Entries from a visual dataset:
--- --- ---

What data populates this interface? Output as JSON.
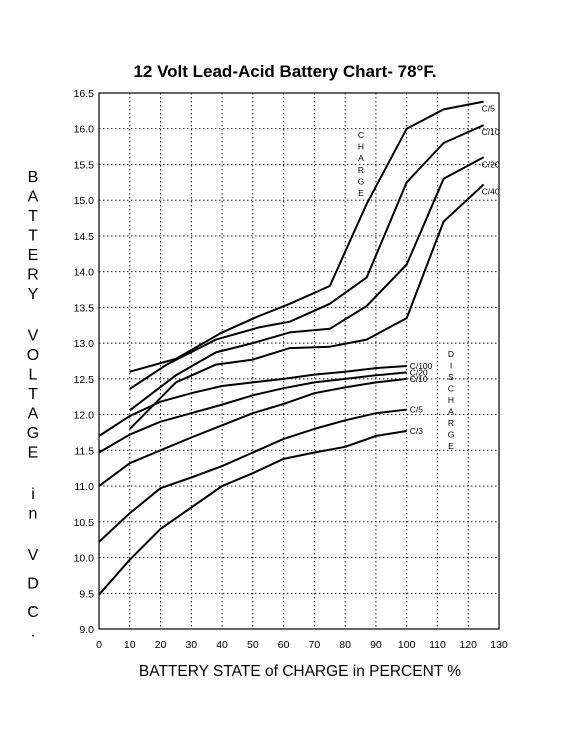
{
  "chart_data": {
    "type": "line",
    "title": "12 Volt Lead-Acid Battery Chart- 78°F.",
    "xlabel": "BATTERY STATE of CHARGE in PERCENT %",
    "ylabel": "BATTERY VOLTAGE in V.D.C.",
    "xlim": [
      0,
      130
    ],
    "ylim": [
      9.0,
      16.5
    ],
    "xticks": [
      "0",
      "10",
      "20",
      "30",
      "40",
      "50",
      "60",
      "70",
      "80",
      "90",
      "100",
      "110",
      "120",
      "130"
    ],
    "yticks": [
      "9.0",
      "9.5",
      "10.0",
      "10.5",
      "11.0",
      "11.5",
      "12.0",
      "12.5",
      "13.0",
      "13.5",
      "14.0",
      "14.5",
      "15.0",
      "15.5",
      "16.0",
      "16.5"
    ],
    "grid": true,
    "annotations": {
      "charge": "CHARGE",
      "discharge": "DISCHARGE"
    },
    "series": [
      {
        "name": "C/5",
        "group": "charge",
        "x": [
          10,
          25,
          40,
          52,
          62,
          75,
          87,
          100,
          112,
          125
        ],
        "y": [
          12.6,
          12.78,
          13.15,
          13.38,
          13.55,
          13.8,
          14.95,
          16.0,
          16.27,
          16.38
        ]
      },
      {
        "name": "C/10",
        "group": "charge",
        "x": [
          10,
          22,
          38,
          52,
          62,
          75,
          87,
          100,
          112,
          125
        ],
        "y": [
          12.36,
          12.7,
          13.05,
          13.22,
          13.3,
          13.55,
          13.92,
          15.25,
          15.8,
          16.05
        ]
      },
      {
        "name": "C/20",
        "group": "charge",
        "x": [
          10,
          25,
          38,
          50,
          62,
          75,
          87,
          100,
          112,
          125
        ],
        "y": [
          12.06,
          12.55,
          12.87,
          13.0,
          13.15,
          13.2,
          13.52,
          14.1,
          15.3,
          15.6
        ]
      },
      {
        "name": "C/40",
        "group": "charge",
        "x": [
          10,
          25,
          38,
          50,
          62,
          75,
          87,
          100,
          112,
          125
        ],
        "y": [
          11.8,
          12.45,
          12.7,
          12.77,
          12.93,
          12.95,
          13.05,
          13.35,
          14.7,
          15.22
        ]
      },
      {
        "name": "C/100",
        "group": "discharge",
        "x": [
          0,
          10,
          20,
          30,
          40,
          50,
          60,
          70,
          80,
          90,
          100
        ],
        "y": [
          11.7,
          11.98,
          12.18,
          12.3,
          12.4,
          12.45,
          12.5,
          12.56,
          12.6,
          12.65,
          12.68
        ]
      },
      {
        "name": "C/20",
        "group": "discharge",
        "x": [
          0,
          10,
          20,
          30,
          40,
          50,
          60,
          70,
          80,
          90,
          100
        ],
        "y": [
          11.47,
          11.72,
          11.9,
          12.02,
          12.14,
          12.27,
          12.37,
          12.45,
          12.5,
          12.55,
          12.59
        ]
      },
      {
        "name": "C/10",
        "group": "discharge",
        "x": [
          0,
          10,
          20,
          30,
          40,
          50,
          60,
          70,
          80,
          90,
          100
        ],
        "y": [
          11.0,
          11.32,
          11.5,
          11.68,
          11.85,
          12.02,
          12.15,
          12.3,
          12.38,
          12.45,
          12.5
        ]
      },
      {
        "name": "C/5",
        "group": "discharge",
        "x": [
          0,
          10,
          20,
          30,
          40,
          50,
          60,
          70,
          80,
          90,
          100
        ],
        "y": [
          10.22,
          10.62,
          10.97,
          11.12,
          11.28,
          11.47,
          11.66,
          11.8,
          11.92,
          12.02,
          12.07
        ]
      },
      {
        "name": "C/3",
        "group": "discharge",
        "x": [
          0,
          10,
          20,
          30,
          40,
          50,
          60,
          70,
          80,
          90,
          100
        ],
        "y": [
          9.48,
          9.97,
          10.4,
          10.7,
          11.0,
          11.18,
          11.38,
          11.47,
          11.55,
          11.7,
          11.77
        ]
      }
    ]
  }
}
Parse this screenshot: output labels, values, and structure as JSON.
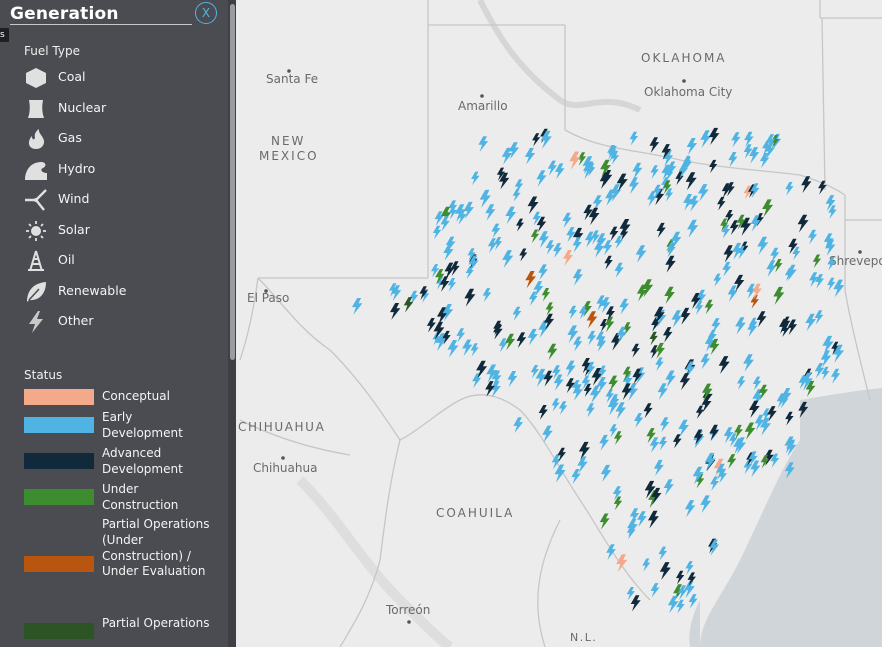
{
  "panel": {
    "title": "Generation",
    "close_label": "X",
    "tooltip_fragment": "s",
    "fuel_type_label": "Fuel Type",
    "fuel_types": [
      {
        "label": "Coal",
        "icon": "coal-icon"
      },
      {
        "label": "Nuclear",
        "icon": "nuclear-icon"
      },
      {
        "label": "Gas",
        "icon": "gas-icon"
      },
      {
        "label": "Hydro",
        "icon": "hydro-icon"
      },
      {
        "label": "Wind",
        "icon": "wind-icon"
      },
      {
        "label": "Solar",
        "icon": "solar-icon"
      },
      {
        "label": "Oil",
        "icon": "oil-icon"
      },
      {
        "label": "Renewable",
        "icon": "renewable-icon"
      },
      {
        "label": "Other",
        "icon": "other-icon"
      }
    ],
    "status_label": "Status",
    "statuses": [
      {
        "label": "Conceptual",
        "color": "#f4a98b"
      },
      {
        "label": "Early Development",
        "color": "#4fb3e3"
      },
      {
        "label": "Advanced Development",
        "color": "#102a3b"
      },
      {
        "label": "Under Construction",
        "color": "#3d8c2f"
      },
      {
        "label": "Partial Operations (Under Construction) / Under Evaluation",
        "color": "#b8560f"
      },
      {
        "label": "Partial Operations",
        "color": "#2d5425"
      }
    ]
  },
  "map": {
    "labels": {
      "oklahoma": "OKLAHOMA",
      "oklahoma_city": "Oklahoma City",
      "santa_fe": "Santa Fe",
      "amarillo": "Amarillo",
      "new": "NEW",
      "mexico": "MEXICO",
      "el_paso": "El Paso",
      "shreveport": "Shrevepo",
      "chihuahua_state": "CHIHUAHUA",
      "chihuahua_city": "Chihuahua",
      "coahuila": "COAHUILA",
      "torreon": "Torreón",
      "nl": "N.L."
    },
    "colors": {
      "land": "#ececec",
      "water": "#cfd5d8",
      "border": "#c4c4c4"
    }
  }
}
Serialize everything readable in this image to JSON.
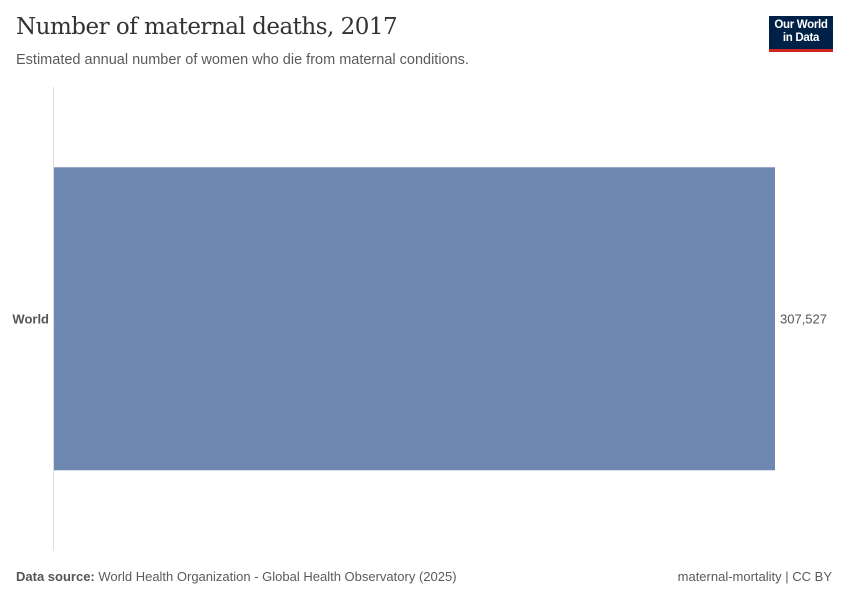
{
  "header": {
    "title": "Number of maternal deaths, 2017",
    "subtitle": "Estimated annual number of women who die from maternal conditions.",
    "logo_text": "Our World in Data"
  },
  "chart_data": {
    "type": "bar",
    "orientation": "horizontal",
    "categories": [
      "World"
    ],
    "values": [
      307527
    ],
    "value_labels": [
      "307,527"
    ],
    "bar_color": "#6f88b1",
    "title": "Number of maternal deaths, 2017",
    "xlim": [
      0,
      307527
    ]
  },
  "footer": {
    "source_label": "Data source:",
    "source_text": "World Health Organization - Global Health Observatory (2025)",
    "license": "maternal-mortality | CC BY"
  },
  "colors": {
    "logo_bg": "#002147",
    "logo_accent": "#ce261e"
  }
}
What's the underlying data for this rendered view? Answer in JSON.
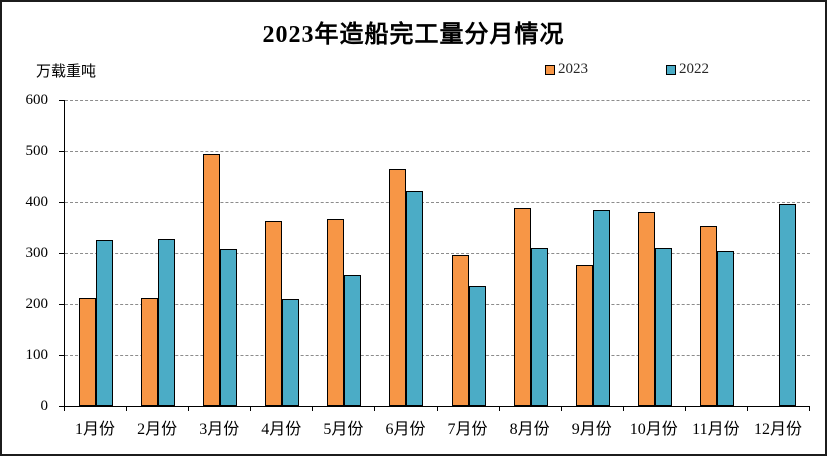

--- --- ---

**Given instruction:**
Skip the pictures and print each record exactly as it stands.

**Result of this task:**
What data populates this interface? Output as JSON.
{
  "chart_data": {
    "type": "line",
    "title": "12 Volt Lead-Acid Battery Chart- 78°F.",
    "xlabel": "BATTERY STATE of CHARGE in PERCENT %",
    "ylabel": "BATTERY VOLTAGE in V.D.C.",
    "xlim": [
      0,
      130
    ],
    "ylim": [
      9.0,
      16.5
    ],
    "xticks": [
      "0",
      "10",
      "20",
      "30",
      "40",
      "50",
      "60",
      "70",
      "80",
      "90",
      "100",
      "110",
      "120",
      "130"
    ],
    "yticks": [
      "9.0",
      "9.5",
      "10.0",
      "10.5",
      "11.0",
      "11.5",
      "12.0",
      "12.5",
      "13.0",
      "13.5",
      "14.0",
      "14.5",
      "15.0",
      "15.5",
      "16.0",
      "16.5"
    ],
    "grid": true,
    "annotations": {
      "charge": "CHARGE",
      "discharge": "DISCHARGE"
    },
    "series": [
      {
        "name": "C/5",
        "group": "charge",
        "x": [
          10,
          25,
          40,
          52,
          62,
          75,
          87,
          100,
          112,
          125
        ],
        "y": [
          12.6,
          12.78,
          13.15,
          13.38,
          13.55,
          13.8,
          14.95,
          16.0,
          16.27,
          16.38
        ]
      },
      {
        "name": "C/10",
        "group": "charge",
        "x": [
          10,
          22,
          38,
          52,
          62,
          75,
          87,
          100,
          112,
          125
        ],
        "y": [
          12.36,
          12.7,
          13.05,
          13.22,
          13.3,
          13.55,
          13.92,
          15.25,
          15.8,
          16.05
        ]
      },
      {
        "name": "C/20",
        "group": "charge",
        "x": [
          10,
          25,
          38,
          50,
          62,
          75,
          87,
          100,
          112,
          125
        ],
        "y": [
          12.06,
          12.55,
          12.87,
          13.0,
          13.15,
          13.2,
          13.52,
          14.1,
          15.3,
          15.6
        ]
      },
      {
        "name": "C/40",
        "group": "charge",
        "x": [
          10,
          25,
          38,
          50,
          62,
          75,
          87,
          100,
          112,
          125
        ],
        "y": [
          11.8,
          12.45,
          12.7,
          12.77,
          12.93,
          12.95,
          13.05,
          13.35,
          14.7,
          15.22
        ]
      },
      {
        "name": "C/100",
        "group": "discharge",
        "x": [
          0,
          10,
          20,
          30,
          40,
          50,
          60,
          70,
          80,
          90,
          100
        ],
        "y": [
          11.7,
          11.98,
          12.18,
          12.3,
          12.4,
          12.45,
          12.5,
          12.56,
          12.6,
          12.65,
          12.68
        ]
      },
      {
        "name": "C/20",
        "group": "discharge",
        "x": [
          0,
          10,
          20,
          30,
          40,
          50,
          60,
          70,
          80,
          90,
          100
        ],
        "y": [
          11.47,
          11.72,
          11.9,
          12.02,
          12.14,
          12.27,
          12.37,
          12.45,
          12.5,
          12.55,
          12.59
        ]
      },
      {
        "name": "C/10",
        "group": "discharge",
        "x": [
          0,
          10,
          20,
          30,
          40,
          50,
          60,
          70,
          80,
          90,
          100
        ],
        "y": [
          11.0,
          11.32,
          11.5,
          11.68,
          11.85,
          12.02,
          12.15,
          12.3,
          12.38,
          12.45,
          12.5
        ]
      },
      {
        "name": "C/5",
        "group": "discharge",
        "x": [
          0,
          10,
          20,
          30,
          40,
          50,
          60,
          70,
          80,
          90,
          100
        ],
        "y": [
          10.22,
          10.62,
          10.97,
          11.12,
          11.28,
          11.47,
          11.66,
          11.8,
          11.92,
          12.02,
          12.07
        ]
      },
      {
        "name": "C/3",
        "group": "discharge",
        "x": [
          0,
          10,
          20,
          30,
          40,
          50,
          60,
          70,
          80,
          90,
          100
        ],
        "y": [
          9.48,
          9.97,
          10.4,
          10.7,
          11.0,
          11.18,
          11.38,
          11.47,
          11.55,
          11.7,
          11.77
        ]
      }
    ]
  }
}
Parse this screenshot: output labels, values, and structure as JSON.
{
  "panel": {
    "title": "Generation",
    "close_label": "X",
    "tooltip_fragment": "s",
    "fuel_type_label": "Fuel Type",
    "fuel_types": [
      {
        "label": "Coal",
        "icon": "coal-icon"
      },
      {
        "label": "Nuclear",
        "icon": "nuclear-icon"
      },
      {
        "label": "Gas",
        "icon": "gas-icon"
      },
      {
        "label": "Hydro",
        "icon": "hydro-icon"
      },
      {
        "label": "Wind",
        "icon": "wind-icon"
      },
      {
        "label": "Solar",
        "icon": "solar-icon"
      },
      {
        "label": "Oil",
        "icon": "oil-icon"
      },
      {
        "label": "Renewable",
        "icon": "renewable-icon"
      },
      {
        "label": "Other",
        "icon": "other-icon"
      }
    ],
    "status_label": "Status",
    "statuses": [
      {
        "label": "Conceptual",
        "color": "#f4a98b"
      },
      {
        "label": "Early Development",
        "color": "#4fb3e3"
      },
      {
        "label": "Advanced Development",
        "color": "#102a3b"
      },
      {
        "label": "Under Construction",
        "color": "#3d8c2f"
      },
      {
        "label": "Partial Operations (Under Construction) / Under Evaluation",
        "color": "#b8560f"
      },
      {
        "label": "Partial Operations",
        "color": "#2d5425"
      }
    ]
  },
  "map": {
    "labels": {
      "oklahoma": "OKLAHOMA",
      "oklahoma_city": "Oklahoma City",
      "santa_fe": "Santa Fe",
      "amarillo": "Amarillo",
      "new": "NEW",
      "mexico": "MEXICO",
      "el_paso": "El Paso",
      "shreveport": "Shrevepo",
      "chihuahua_state": "CHIHUAHUA",
      "chihuahua_city": "Chihuahua",
      "coahuila": "COAHUILA",
      "torreon": "Torreón",
      "nl": "N.L."
    },
    "colors": {
      "land": "#ececec",
      "water": "#cfd5d8",
      "border": "#c4c4c4"
    }
  }
}
Serialize everything readable in this image to JSON.
{
  "header": {
    "title": "Number of maternal deaths, 2017",
    "subtitle": "Estimated annual number of women who die from maternal conditions.",
    "logo_text": "Our World in Data"
  },
  "chart_data": {
    "type": "bar",
    "orientation": "horizontal",
    "categories": [
      "World"
    ],
    "values": [
      307527
    ],
    "value_labels": [
      "307,527"
    ],
    "bar_color": "#6f88b1",
    "title": "Number of maternal deaths, 2017",
    "xlim": [
      0,
      307527
    ]
  },
  "footer": {
    "source_label": "Data source:",
    "source_text": "World Health Organization - Global Health Observatory (2025)",
    "license": "maternal-mortality | CC BY"
  },
  "colors": {
    "logo_bg": "#002147",
    "logo_accent": "#ce261e"
  }
}
What's the underlying data for this rendered view? Answer in JSON.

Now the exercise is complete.